**Task list**
1) Reproduce the listing from its first line through the line that contains "fiber-number: 16 (2252, 382, 2261, 391)", including both ends.
2) Write the next part of the forum thread about the members' guitar jam, starting right after its final post.

**Excerpt provided**
## start

Right on Lindsay. I'd love to try the Tele as well. Some tunes just need singles. 

If I knew the size of plane I was taking I'd bring one for you to try as well. Never know.


----------



## elindso

Had a great time. We rocked,:rockon2: well Mike sure did anyway.

Marc tooevilGuitar: 

A good time was had by all:food-smiley-004:


----------



## SCREEM

yep we rocked out, was great having a talented musician like Mike come out to play :food-smiley-004:


----------



## Milkman

Well first, both Marc and Lindsay are way better players than they let on and both have very nice instruments. That Strat is very nice. I was surprised by how well it stayed in tune even with fairly vigorous use of the whammy.


Thanks to both of you for putting out the welcome mat. I really had a great time.

If I didn't have a two hour drive and a 9:00 AM meeting the next morning I would have stayed longer for sure. I hope to be able to do it again.


----------



## Milkman

*A couple more*


----------



## GuitarsCanada

Nice to see some of the members hooking up like this. Thanks for posting the pics Milkman. Looks like all had a good time. evilGuitar:


----------



## Milkman

GuitarsCanada said:


> Nice to see some of the members hooking up like this. Thanks for posting the pics Milkman. Looks like all had a good time. evilGuitar:


I'd like to do more of this sort of thing. There are guys I've known for years through sites like this and with whom I've become friends. Meeting in person is difficult in most cases but when I can do it, it's worth the effort.

## end

**Source records**
## start

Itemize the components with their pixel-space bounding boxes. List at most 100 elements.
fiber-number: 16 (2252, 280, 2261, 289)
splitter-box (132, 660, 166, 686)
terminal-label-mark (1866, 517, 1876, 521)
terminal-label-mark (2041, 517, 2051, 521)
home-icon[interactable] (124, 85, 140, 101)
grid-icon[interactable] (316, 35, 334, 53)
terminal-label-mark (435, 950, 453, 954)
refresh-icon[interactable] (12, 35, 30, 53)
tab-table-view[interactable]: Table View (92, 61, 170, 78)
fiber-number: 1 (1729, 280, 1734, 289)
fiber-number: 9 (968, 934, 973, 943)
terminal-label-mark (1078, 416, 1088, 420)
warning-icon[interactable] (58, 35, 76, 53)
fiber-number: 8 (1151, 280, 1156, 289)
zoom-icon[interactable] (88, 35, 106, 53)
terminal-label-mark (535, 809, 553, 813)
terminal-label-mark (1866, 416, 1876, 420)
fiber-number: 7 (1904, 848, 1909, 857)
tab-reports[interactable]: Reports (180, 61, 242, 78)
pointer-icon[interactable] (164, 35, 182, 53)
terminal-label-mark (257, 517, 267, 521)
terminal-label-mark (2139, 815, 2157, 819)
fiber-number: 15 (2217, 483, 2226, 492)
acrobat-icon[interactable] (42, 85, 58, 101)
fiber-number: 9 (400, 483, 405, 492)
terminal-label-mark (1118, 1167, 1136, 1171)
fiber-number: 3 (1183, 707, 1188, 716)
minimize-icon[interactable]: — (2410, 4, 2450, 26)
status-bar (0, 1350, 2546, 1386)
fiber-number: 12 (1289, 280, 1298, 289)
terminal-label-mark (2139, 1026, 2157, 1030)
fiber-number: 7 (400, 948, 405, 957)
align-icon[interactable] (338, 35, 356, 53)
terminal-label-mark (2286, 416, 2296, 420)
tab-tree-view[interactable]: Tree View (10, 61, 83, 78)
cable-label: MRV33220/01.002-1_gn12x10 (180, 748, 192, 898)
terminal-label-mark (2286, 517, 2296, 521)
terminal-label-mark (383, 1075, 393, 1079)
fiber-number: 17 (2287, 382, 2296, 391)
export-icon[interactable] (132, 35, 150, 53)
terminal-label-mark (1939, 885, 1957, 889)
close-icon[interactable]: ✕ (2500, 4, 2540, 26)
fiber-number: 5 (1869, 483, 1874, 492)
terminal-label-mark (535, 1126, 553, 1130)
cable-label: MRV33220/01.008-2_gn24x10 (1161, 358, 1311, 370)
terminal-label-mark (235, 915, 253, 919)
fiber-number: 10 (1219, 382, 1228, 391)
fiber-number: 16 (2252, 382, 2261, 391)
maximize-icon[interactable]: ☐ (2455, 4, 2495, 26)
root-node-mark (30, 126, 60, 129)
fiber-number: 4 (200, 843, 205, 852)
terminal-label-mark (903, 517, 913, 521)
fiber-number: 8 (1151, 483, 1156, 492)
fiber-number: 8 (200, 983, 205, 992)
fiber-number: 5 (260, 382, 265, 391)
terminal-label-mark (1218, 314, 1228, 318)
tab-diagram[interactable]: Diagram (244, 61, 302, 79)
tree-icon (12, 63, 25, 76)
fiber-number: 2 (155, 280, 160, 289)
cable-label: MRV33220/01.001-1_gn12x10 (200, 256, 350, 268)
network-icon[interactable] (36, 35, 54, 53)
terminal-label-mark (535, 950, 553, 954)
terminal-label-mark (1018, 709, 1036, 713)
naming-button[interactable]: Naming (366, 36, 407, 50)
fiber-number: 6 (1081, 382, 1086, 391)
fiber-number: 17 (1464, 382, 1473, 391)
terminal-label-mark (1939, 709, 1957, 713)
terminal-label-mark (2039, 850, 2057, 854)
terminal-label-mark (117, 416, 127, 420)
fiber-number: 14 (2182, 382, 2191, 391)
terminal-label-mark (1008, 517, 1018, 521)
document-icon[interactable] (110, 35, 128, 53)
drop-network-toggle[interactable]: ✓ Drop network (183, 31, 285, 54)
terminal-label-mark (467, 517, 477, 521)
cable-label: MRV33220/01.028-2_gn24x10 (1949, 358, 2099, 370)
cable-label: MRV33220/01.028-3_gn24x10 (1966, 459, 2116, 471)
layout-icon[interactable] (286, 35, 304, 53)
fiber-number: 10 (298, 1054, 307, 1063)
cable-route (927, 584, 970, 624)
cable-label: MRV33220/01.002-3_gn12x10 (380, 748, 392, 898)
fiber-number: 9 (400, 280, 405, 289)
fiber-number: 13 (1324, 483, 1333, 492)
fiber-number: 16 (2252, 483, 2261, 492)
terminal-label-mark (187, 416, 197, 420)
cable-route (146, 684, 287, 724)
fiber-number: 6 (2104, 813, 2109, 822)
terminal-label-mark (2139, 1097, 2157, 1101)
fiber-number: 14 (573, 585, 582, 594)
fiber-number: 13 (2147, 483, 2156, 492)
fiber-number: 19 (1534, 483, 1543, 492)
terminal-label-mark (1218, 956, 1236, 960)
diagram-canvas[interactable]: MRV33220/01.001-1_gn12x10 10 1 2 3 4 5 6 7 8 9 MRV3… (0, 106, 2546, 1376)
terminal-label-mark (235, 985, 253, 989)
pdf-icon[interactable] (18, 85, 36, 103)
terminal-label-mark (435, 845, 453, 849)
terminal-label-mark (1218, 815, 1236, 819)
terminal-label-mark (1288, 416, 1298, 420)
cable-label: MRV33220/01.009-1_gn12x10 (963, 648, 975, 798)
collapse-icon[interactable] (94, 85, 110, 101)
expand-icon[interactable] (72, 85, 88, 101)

## end

**Results of the exercise**
1)
Itemize the components with their pixel-space bounding boxes. List at most 100 elements.
fiber-number: 16 (2252, 280, 2261, 289)
splitter-box (132, 660, 166, 686)
terminal-label-mark (1866, 517, 1876, 521)
terminal-label-mark (2041, 517, 2051, 521)
home-icon[interactable] (124, 85, 140, 101)
grid-icon[interactable] (316, 35, 334, 53)
terminal-label-mark (435, 950, 453, 954)
refresh-icon[interactable] (12, 35, 30, 53)
tab-table-view[interactable]: Table View (92, 61, 170, 78)
fiber-number: 1 (1729, 280, 1734, 289)
fiber-number: 9 (968, 934, 973, 943)
terminal-label-mark (1078, 416, 1088, 420)
warning-icon[interactable] (58, 35, 76, 53)
fiber-number: 8 (1151, 280, 1156, 289)
zoom-icon[interactable] (88, 35, 106, 53)
terminal-label-mark (535, 809, 553, 813)
terminal-label-mark (1866, 416, 1876, 420)
fiber-number: 7 (1904, 848, 1909, 857)
tab-reports[interactable]: Reports (180, 61, 242, 78)
pointer-icon[interactable] (164, 35, 182, 53)
terminal-label-mark (257, 517, 267, 521)
terminal-label-mark (2139, 815, 2157, 819)
fiber-number: 15 (2217, 483, 2226, 492)
acrobat-icon[interactable] (42, 85, 58, 101)
fiber-number: 9 (400, 483, 405, 492)
terminal-label-mark (1118, 1167, 1136, 1171)
fiber-number: 3 (1183, 707, 1188, 716)
minimize-icon[interactable]: — (2410, 4, 2450, 26)
status-bar (0, 1350, 2546, 1386)
fiber-number: 12 (1289, 280, 1298, 289)
terminal-label-mark (2139, 1026, 2157, 1030)
fiber-number: 7 (400, 948, 405, 957)
align-icon[interactable] (338, 35, 356, 53)
terminal-label-mark (2286, 416, 2296, 420)
tab-tree-view[interactable]: Tree View (10, 61, 83, 78)
cable-label: MRV33220/01.002-1_gn12x10 (180, 748, 192, 898)
terminal-label-mark (2286, 517, 2296, 521)
terminal-label-mark (383, 1075, 393, 1079)
fiber-number: 17 (2287, 382, 2296, 391)
export-icon[interactable] (132, 35, 150, 53)
terminal-label-mark (1939, 885, 1957, 889)
close-icon[interactable]: ✕ (2500, 4, 2540, 26)
fiber-number: 5 (1869, 483, 1874, 492)
terminal-label-mark (535, 1126, 553, 1130)
cable-label: MRV33220/01.008-2_gn24x10 (1161, 358, 1311, 370)
terminal-label-mark (235, 915, 253, 919)
fiber-number: 10 (1219, 382, 1228, 391)
fiber-number: 16 (2252, 382, 2261, 391)

2)
If anyone else is in the Montreal area, I'd encourage you to drop in to this club on Sunday evenings. They're good players and easy to get along with.


----------



## elindso

It was really fun playing with Mike after years on the net talking.

I've been at this jam every Sunday since Sept except one.

We have a good time.:food-smiley-004: 

Local folks should come out. 

Thanks again for coming Mike you rocked out:food-smiley-004: 

I've got to work something to get me in your area for a Tommy knockers gig.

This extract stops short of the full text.